> [TASK PROMPT]: Copy out every line containing the word "text".

Data records:
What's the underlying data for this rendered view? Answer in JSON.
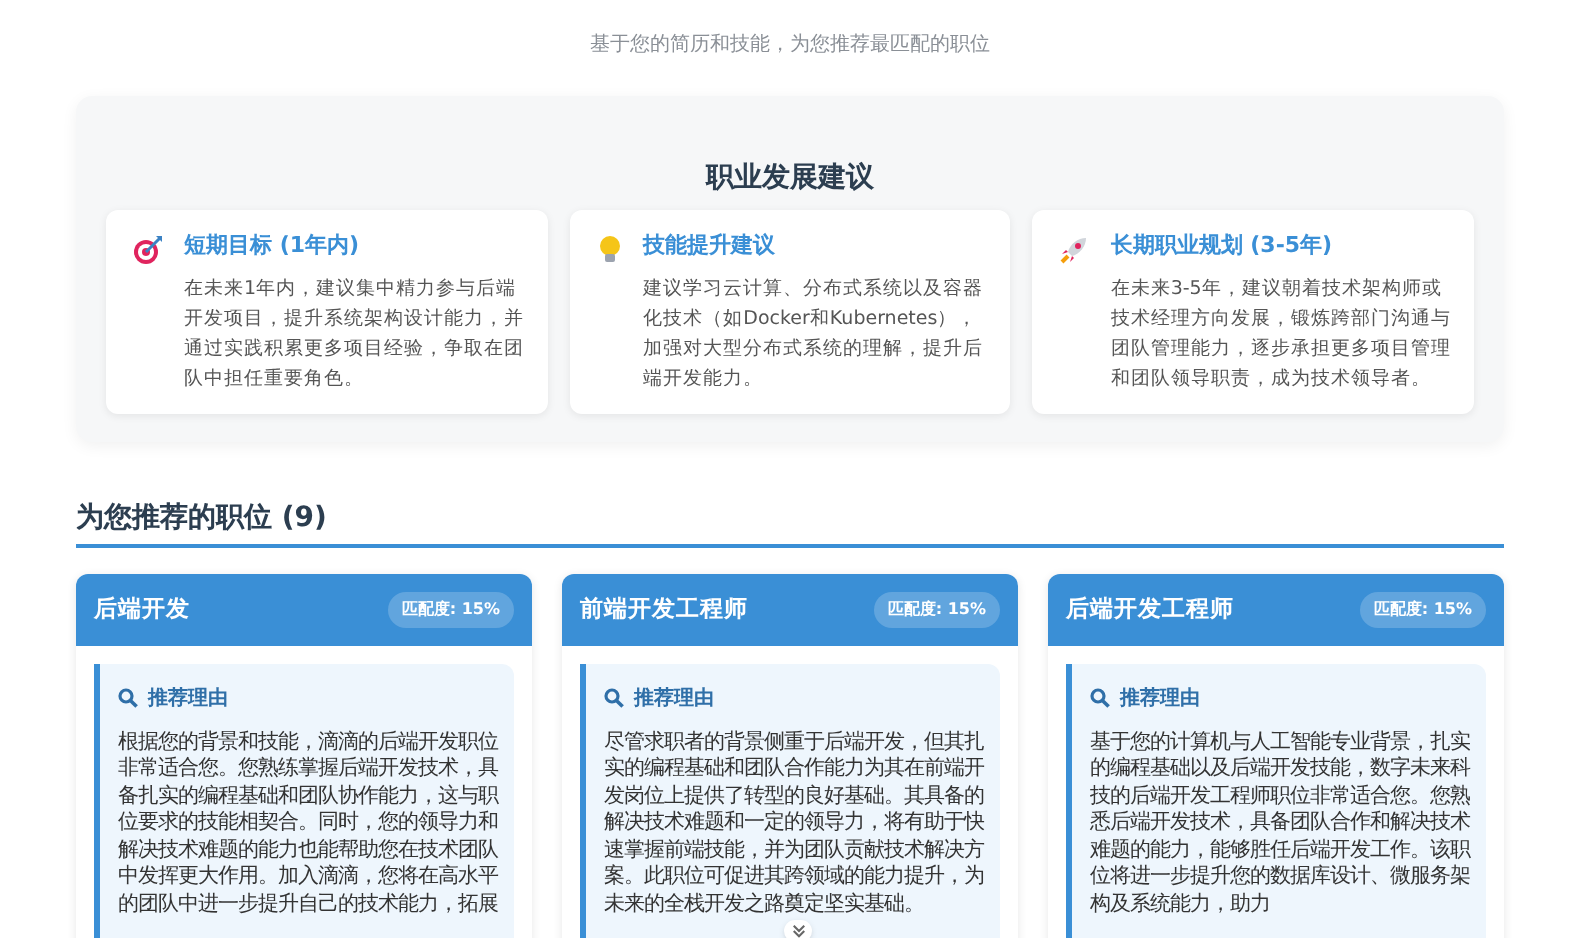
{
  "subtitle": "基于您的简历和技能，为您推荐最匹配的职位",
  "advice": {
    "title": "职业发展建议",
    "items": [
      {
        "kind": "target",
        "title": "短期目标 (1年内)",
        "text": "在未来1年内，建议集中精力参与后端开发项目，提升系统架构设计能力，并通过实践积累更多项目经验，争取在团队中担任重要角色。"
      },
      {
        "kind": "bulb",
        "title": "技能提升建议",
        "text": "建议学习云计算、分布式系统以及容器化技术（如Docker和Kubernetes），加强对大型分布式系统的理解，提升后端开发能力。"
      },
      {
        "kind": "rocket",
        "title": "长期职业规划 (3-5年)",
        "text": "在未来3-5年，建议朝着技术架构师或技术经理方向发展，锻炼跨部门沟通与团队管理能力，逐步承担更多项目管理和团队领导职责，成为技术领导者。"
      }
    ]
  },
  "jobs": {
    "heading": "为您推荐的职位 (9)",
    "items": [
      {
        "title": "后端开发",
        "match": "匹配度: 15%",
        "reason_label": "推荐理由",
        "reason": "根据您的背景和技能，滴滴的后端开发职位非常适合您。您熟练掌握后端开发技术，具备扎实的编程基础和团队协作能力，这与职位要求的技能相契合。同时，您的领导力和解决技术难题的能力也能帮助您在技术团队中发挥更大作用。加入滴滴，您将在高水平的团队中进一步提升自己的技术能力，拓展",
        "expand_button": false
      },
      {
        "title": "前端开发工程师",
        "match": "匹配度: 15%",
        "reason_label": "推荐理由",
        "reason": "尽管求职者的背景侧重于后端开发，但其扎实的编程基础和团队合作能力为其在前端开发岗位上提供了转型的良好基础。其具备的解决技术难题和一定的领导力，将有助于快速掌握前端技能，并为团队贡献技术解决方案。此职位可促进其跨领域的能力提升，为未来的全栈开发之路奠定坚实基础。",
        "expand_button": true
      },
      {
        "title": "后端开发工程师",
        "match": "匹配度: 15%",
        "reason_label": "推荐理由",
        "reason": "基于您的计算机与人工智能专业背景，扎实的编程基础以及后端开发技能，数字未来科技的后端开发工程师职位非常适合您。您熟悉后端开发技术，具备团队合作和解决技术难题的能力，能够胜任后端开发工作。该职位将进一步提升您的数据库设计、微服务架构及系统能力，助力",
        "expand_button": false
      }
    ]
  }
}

> [CORRECT OUTPUT]:
        "text": "在未来1年内，建议集中精力参与后端开发项目，提升系统架构设计能力，并通过实践积累更多项目经验，争取在团队中担任重要角色。"
        "text": "建议学习云计算、分布式系统以及容器化技术（如Docker和Kubernetes），加强对大型分布式系统的理解，提升后端开发能力。"
        "text": "在未来3-5年，建议朝着技术架构师或技术经理方向发展，锻炼跨部门沟通与团队管理能力，逐步承担更多项目管理和团队领导职责，成为技术领导者。"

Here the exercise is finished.